## Aim of the exercise
Select all lines with the string "Love" in them, and copy those lines.

## Entries from a dataset
↓↓↓

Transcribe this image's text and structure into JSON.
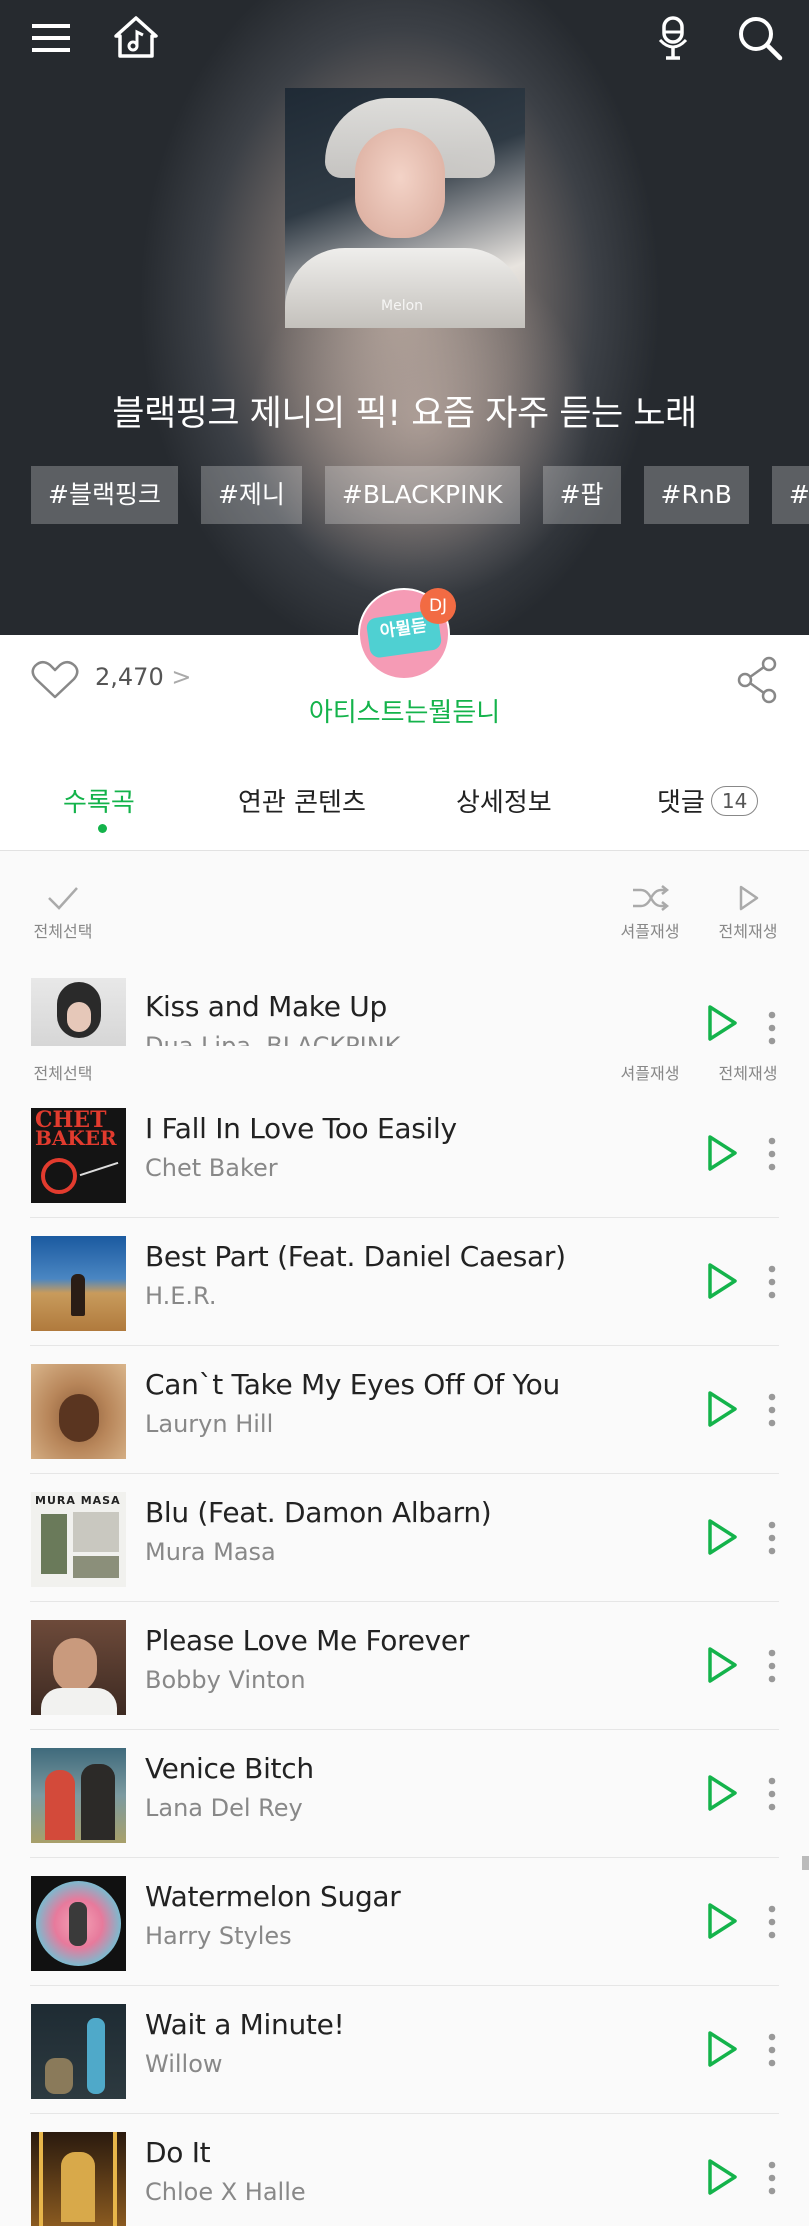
{
  "playlist": {
    "title": "블랙핑크 제니의 픽! 요즘 자주 듣는 노래",
    "tags": [
      "#블랙핑크",
      "#제니",
      "#BLACKPINK",
      "#팝",
      "#RnB",
      "#sou"
    ],
    "cover_watermark": "Melon",
    "like_count": "2,470",
    "like_chevron": ">"
  },
  "dj": {
    "badge": "DJ",
    "logo_text": "아뮐듣",
    "name": "아티스트는뭘듣니"
  },
  "tabs": [
    {
      "label": "수록곡"
    },
    {
      "label": "연관 콘텐츠"
    },
    {
      "label": "상세정보"
    },
    {
      "label": "댓글",
      "count": "14"
    }
  ],
  "controls": {
    "select_all": "전체선택",
    "shuffle": "셔플재생",
    "play_all": "전체재생"
  },
  "tracks": [
    {
      "title": "Kiss and Make Up",
      "artist": "Dua Lipa, BLACKPINK"
    },
    {
      "title": "I Fall In Love Too Easily",
      "artist": "Chet Baker"
    },
    {
      "title": "Best Part (Feat. Daniel Caesar)",
      "artist": "H.E.R."
    },
    {
      "title": "Can`t Take My Eyes Off Of You",
      "artist": "Lauryn Hill"
    },
    {
      "title": "Blu (Feat. Damon Albarn)",
      "artist": "Mura Masa"
    },
    {
      "title": "Please Love Me Forever",
      "artist": "Bobby Vinton"
    },
    {
      "title": "Venice Bitch",
      "artist": "Lana Del Rey"
    },
    {
      "title": "Watermelon Sugar",
      "artist": "Harry Styles"
    },
    {
      "title": "Wait a Minute!",
      "artist": "Willow"
    },
    {
      "title": "Do It",
      "artist": "Chloe X Halle"
    }
  ],
  "thumb_text": {
    "chet_line1": "CHET",
    "chet_line2": "BAKER",
    "mura_label": "MURA MASA"
  },
  "colors": {
    "accent": "#14b34b",
    "dj_bg": "#f59bb5",
    "dj_badge": "#f26b43",
    "dj_logo": "#4fd0d2"
  }
}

↑↑↑

## Solved exercise
      "title": "I Fall In Love Too Easily",
      "title": "Please Love Me Forever",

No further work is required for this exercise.